▸ THE RECORDS
*-*-*

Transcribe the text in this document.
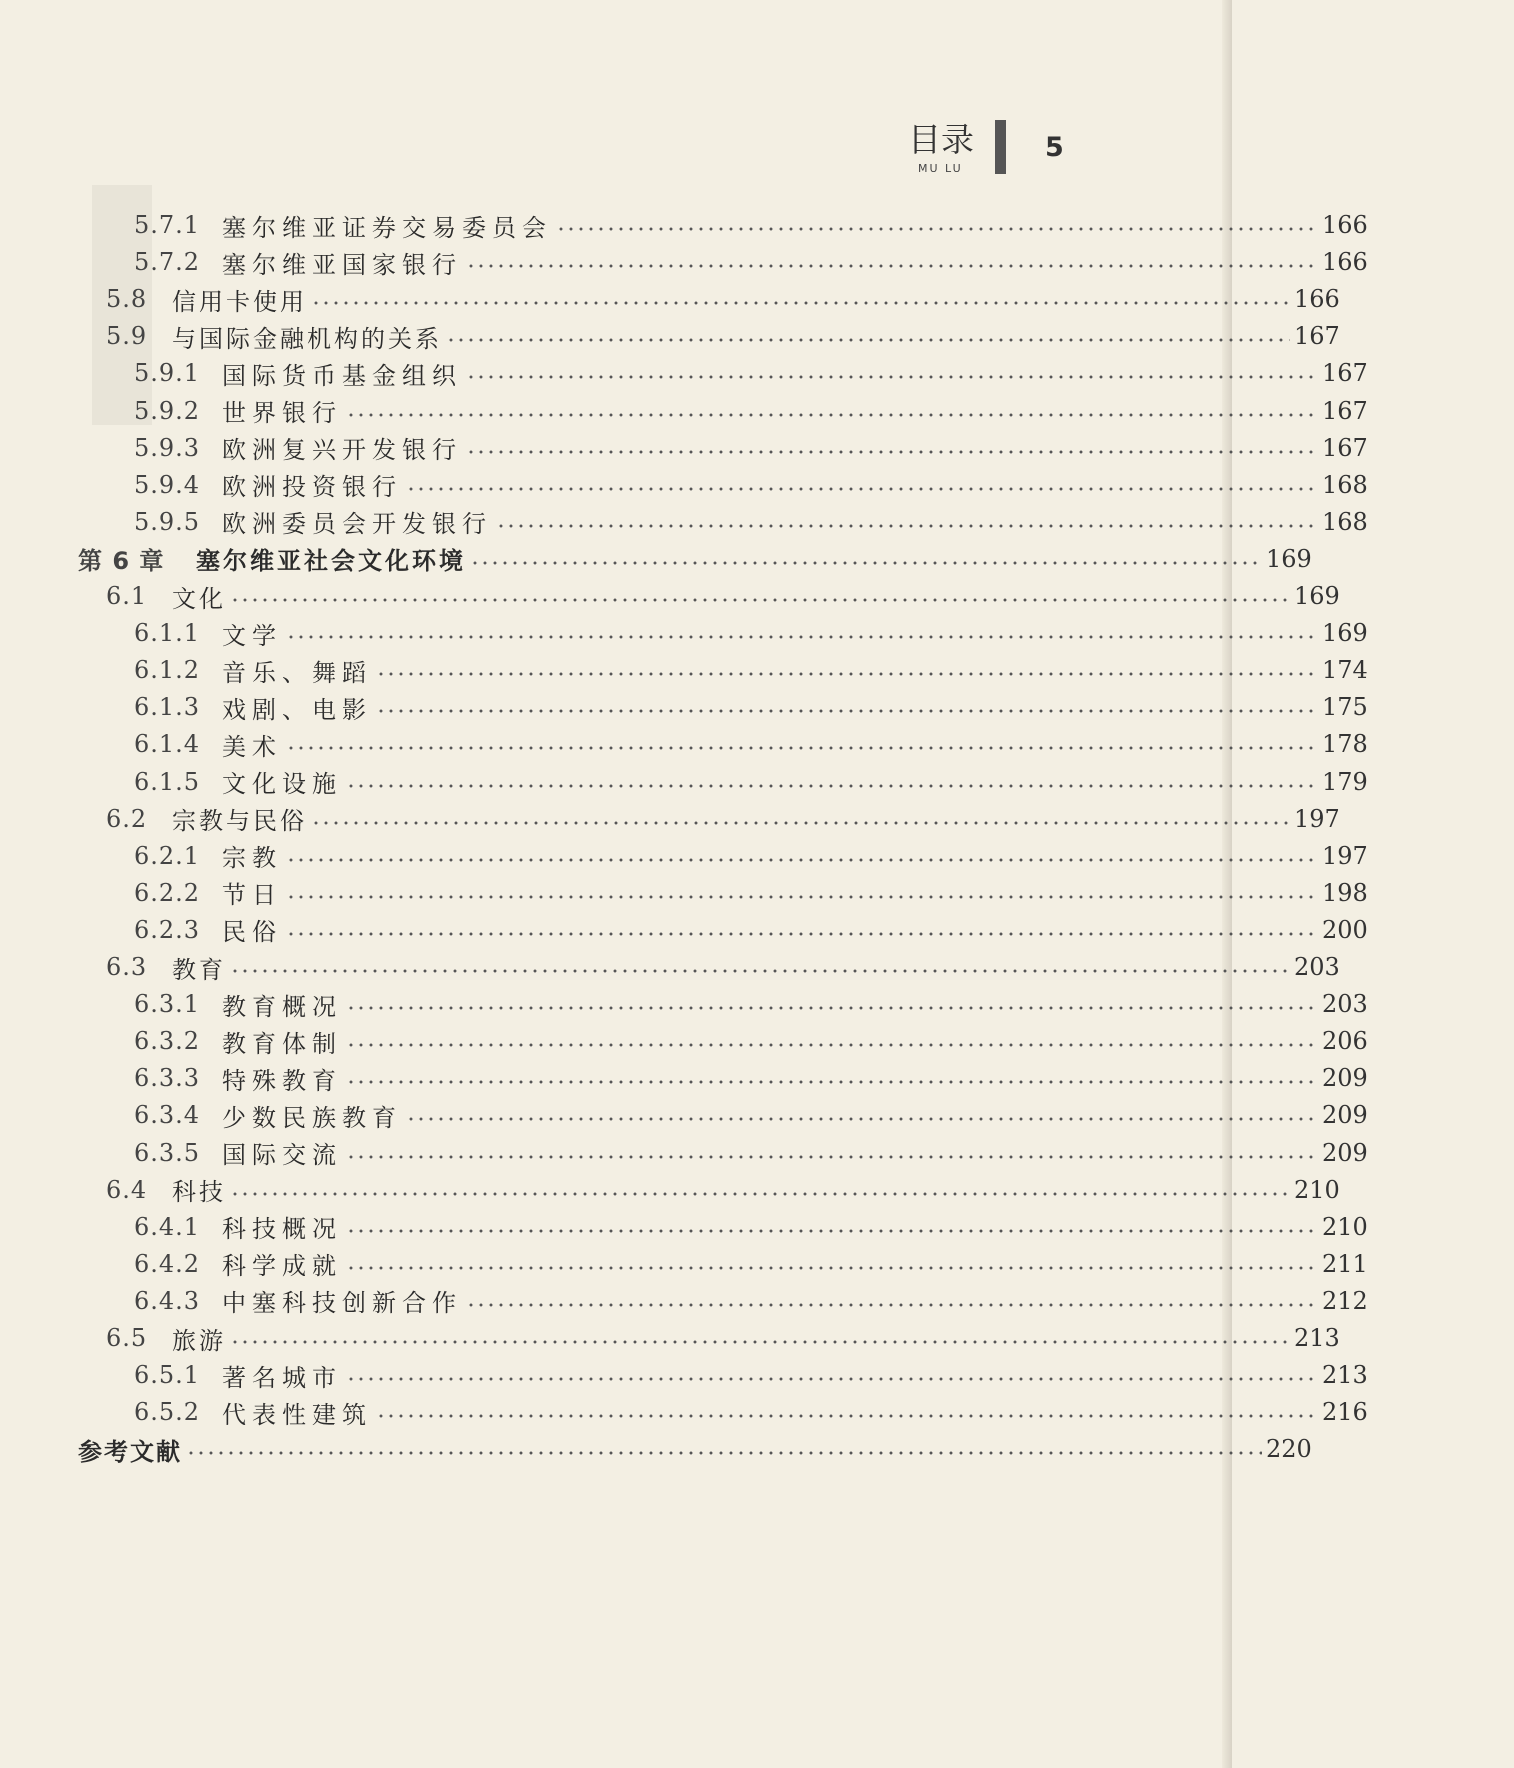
目录
MU LU
5
5.7.1 塞尔维亚证券交易委员会	166
5.7.2 塞尔维亚国家银行	166
5.8	信用卡使用	166
5.9	与国际金融机构的关系	167
5.9.1 国际货币基金组织	167
5.9.2 世界银行	167
5.9.3 欧洲复兴开发银行	167
5.9.4 欧洲投资银行	168
5.9.5 欧洲委员会开发银行	168
第 6 章	塞尔维亚社会文化环境	169
6.1	文化	169
6.1.1 文学	169
6.1.2 音乐、舞蹈	174
6.1.3 戏剧、电影	175
6.1.4 美术	178
6.1.5 文化设施	179
6.2	宗教与民俗	197
6.2.1 宗教	197
6.2.2 节日	198
6.2.3 民俗	200
6.3	教育	203
6.3.1 教育概况	203
6.3.2 教育体制	206
6.3.3 特殊教育	209
6.3.4 少数民族教育	209
6.3.5 国际交流	209
6.4	科技	210
6.4.1 科技概况	210
6.4.2 科学成就	211
6.4.3 中塞科技创新合作	212
6.5	旅游	213
6.5.1 著名城市	213
6.5.2 代表性建筑	216
参考文献	220
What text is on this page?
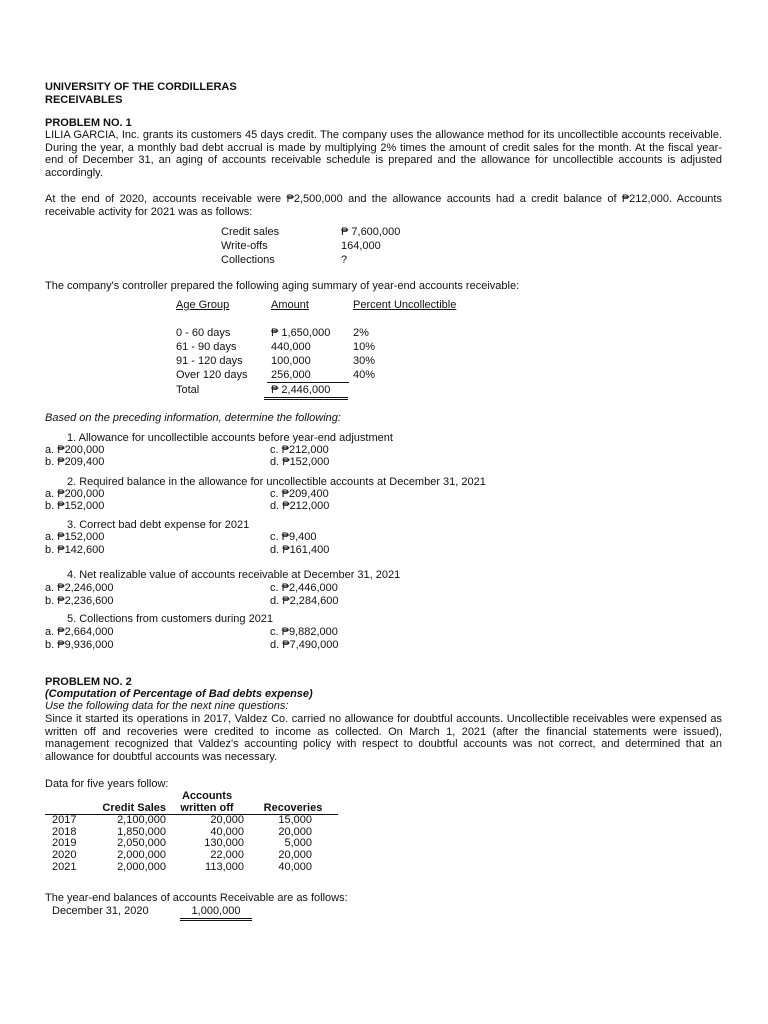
UNIVERSITY OF THE CORDILLERAS
RECEIVABLES
PROBLEM NO. 1
LILIA GARCIA, Inc. grants its customers 45 days credit. The company uses the allowance method for its uncollectible accounts receivable. During the year, a monthly bad debt accrual is made by multiplying 2% times the amount of credit sales for the month. At the fiscal year-end of December 31, an aging of accounts receivable schedule is prepared and the allowance for uncollectible accounts is adjusted accordingly.
At the end of 2020, accounts receivable were ₱2,500,000 and the allowance accounts had a credit balance of ₱212,000. Accounts receivable activity for 2021 was as follows:
Credit sales	₱ 7,600,000
Write-offs	164,000
Collections	?
The company's controller prepared the following aging summary of year-end accounts receivable:
Age Group	Amount	Percent Uncollectible
0 - 60 days	₱ 1,650,000 2%
61 - 90 days	440,000	10%
91 - 120 days	100,000	30%
Over 120 days	256,000	40%
Total	₱ 2,446,000
Based on the preceding information, determine the following:
1. Allowance for uncollectible accounts before year-end adjustment
a. ₱200,000	c. ₱212,000
b. ₱209,400	d. ₱152,000
2. Required balance in the allowance for uncollectible accounts at December 31, 2021
a. ₱200,000	c. ₱209,400
b. ₱152,000	d. ₱212,000
3. Correct bad debt expense for 2021
a. ₱152,000	c. ₱9,400
b. ₱142,600	d. ₱161,400
4. Net realizable value of accounts receivable at December 31, 2021
a. ₱2,246,000	c. ₱2,446,000
b. ₱2,236,600	d. ₱2,284,600
5. Collections from customers during 2021
a. ₱2,664,000	c. ₱9,882,000
b. ₱9,936,000	d. ₱7,490,000
PROBLEM NO. 2
(Computation of Percentage of Bad debts expense)
Use the following data for the next nine questions:
Since it started its operations in 2017, Valdez Co. carried no allowance for doubtful accounts. Uncollectible receivables were expensed as written off and recoveries were credited to income as collected. On March 1, 2021 (after the financial statements were issued), management recognized that Valdez's accounting policy with respect to doubtful accounts was not correct, and determined that an allowance for doubtful accounts was necessary.
Data for five years follow:
		Accounts	
	Credit Sales	written off	Recoveries
2017	2,100,000	20,000	15,000
2018	1,850,000	40,000	20,000
2019	2,050,000	130,000	5,000
2020	2,000,000	22,000	20,000
2021	2,000,000	113,000	40,000
The year-end balances of accounts Receivable are as follows:
December 31, 2020	1,000,000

*-*-*

▸ REQUIREMENT
Keep only the lines that hold the string "prepared", and copy them out.

▸ FINISHED ANSWER
LILIA GARCIA, Inc. grants its customers 45 days credit. The company uses the allowance method for its uncollectible accounts receivable. During the year, a monthly bad debt accrual is made by multiplying 2% times the amount of credit sales for the month. At the fiscal year-end of December 31, an aging of accounts receivable schedule is prepared and the allowance for uncollectible accounts is adjusted accordingly.
The company's controller prepared the following aging summary of year-end accounts receivable:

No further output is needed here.